» **DIRECTIVE**:
Identify the lines that contain the word "account", then copy them.

-- Start DATA ENTRIES --

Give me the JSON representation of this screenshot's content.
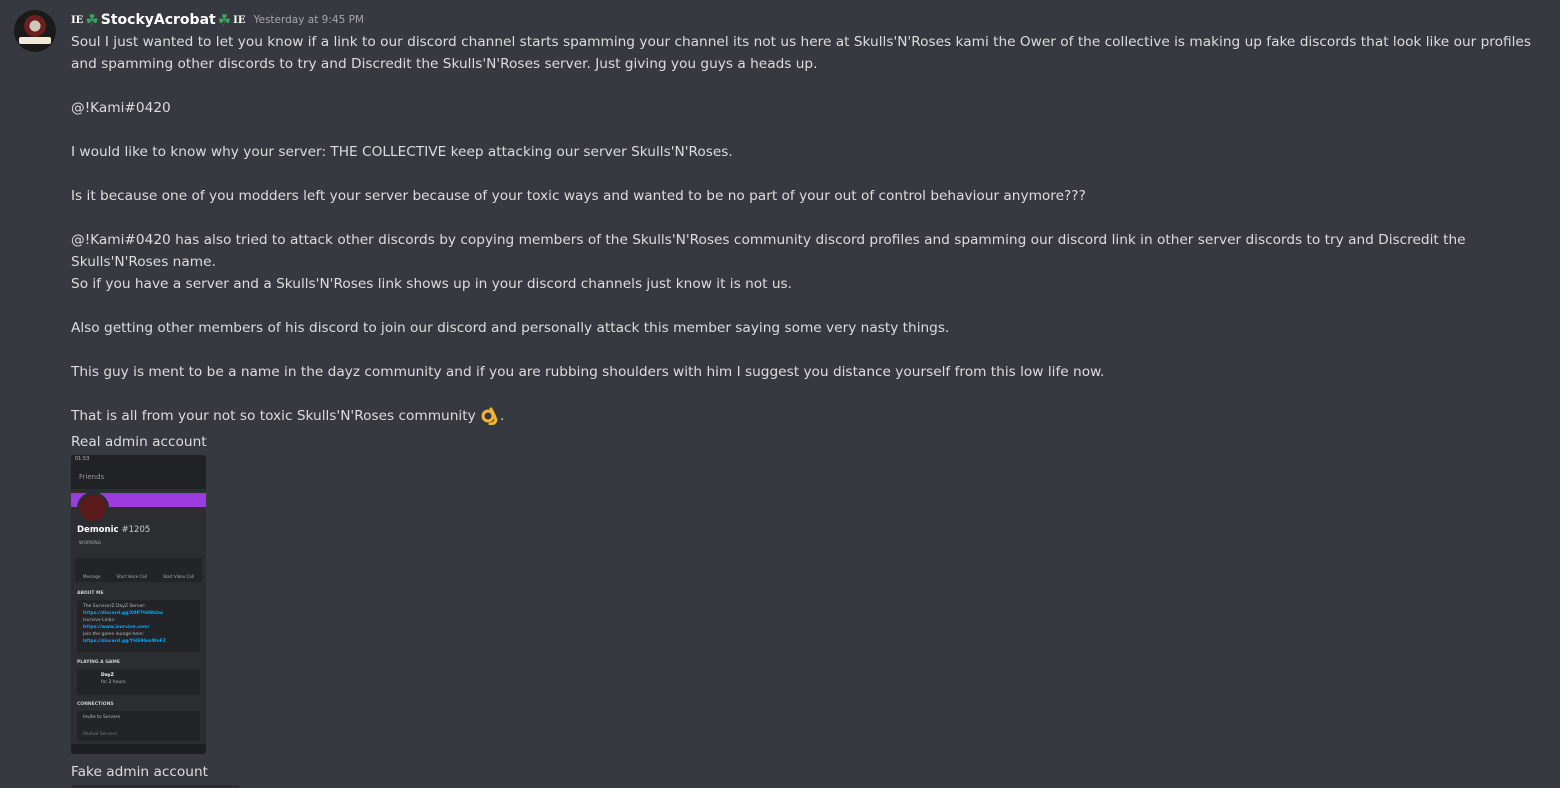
{
  "message": {
    "username": "StockyAcrobat",
    "tag_prefix": "IE",
    "tag_suffix": "IE",
    "clover_icon": "☘",
    "timestamp": "Yesterday at 9:45 PM",
    "paragraphs": [
      "Soul I just wanted to let you know if a link to our discord channel starts spamming your channel its not us here at Skulls'N'Roses kami the Ower of the collective is making up fake discords that look like our profiles and spamming other discords to try and Discredit the Skulls'N'Roses server. Just giving you guys a heads up.",
      "@!Kami#0420",
      "I would like to know why your server: THE COLLECTIVE keep attacking our server Skulls'N'Roses.",
      "Is it because one of you modders left your server because of your toxic ways and wanted to be no part of your out of control behaviour anymore???",
      "@!Kami#0420 has also tried to attack other discords by copying members of the Skulls'N'Roses community discord profiles and spamming our discord link in other server discords to try and Discredit the Skulls'N'Roses name.",
      "So if you have a server and a Skulls'N'Roses link shows up in your discord channels just know it is not us.",
      "Also getting other members of his discord to join our discord and personally attack this member saying some very nasty things.",
      "This guy is ment to be a name in the dayz community and if you are rubbing shoulders with him I suggest you distance yourself from this low life now.",
      "That is all from your not so toxic Skulls'N'Roses community"
    ],
    "after_emoji": ".",
    "label_real": "Real admin account",
    "label_fake": "Fake admin account"
  },
  "screenshot": {
    "time": "01:53",
    "friends": "Friends",
    "profile_name": "Demonic",
    "profile_tag": "#1205",
    "profile_status": "WORKING",
    "actions": [
      "Message",
      "Start Voice Call",
      "Start Video Call"
    ],
    "about_heading": "ABOUT ME",
    "about_lines": [
      "The SurvivorZ DayZ Server:",
      "https://discord.gg/X9P7t6NhGw",
      "Isurvive Links:",
      "https://www.isurvive.com/",
      "Join the game lounge here:",
      "https://discord.gg/YHS9GmWoFZ"
    ],
    "playing_heading": "PLAYING A GAME",
    "game_name": "DayZ",
    "game_time": "for 2 hours",
    "connections_heading": "CONNECTIONS",
    "invite": "Invite to Servers",
    "mutual": "Mutual Servers"
  },
  "colors": {
    "background": "#36393f",
    "username": "#ffffff",
    "clover": "#3ba55d",
    "timestamp": "#a3a6aa",
    "text": "#dcddde",
    "banner": "#9b3be0"
  }
}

-- End DATA ENTRIES --

» **RESULT FOR THIS EXERCISE**:
    "label_real": "Real admin account",
    "label_fake": "Fake admin account"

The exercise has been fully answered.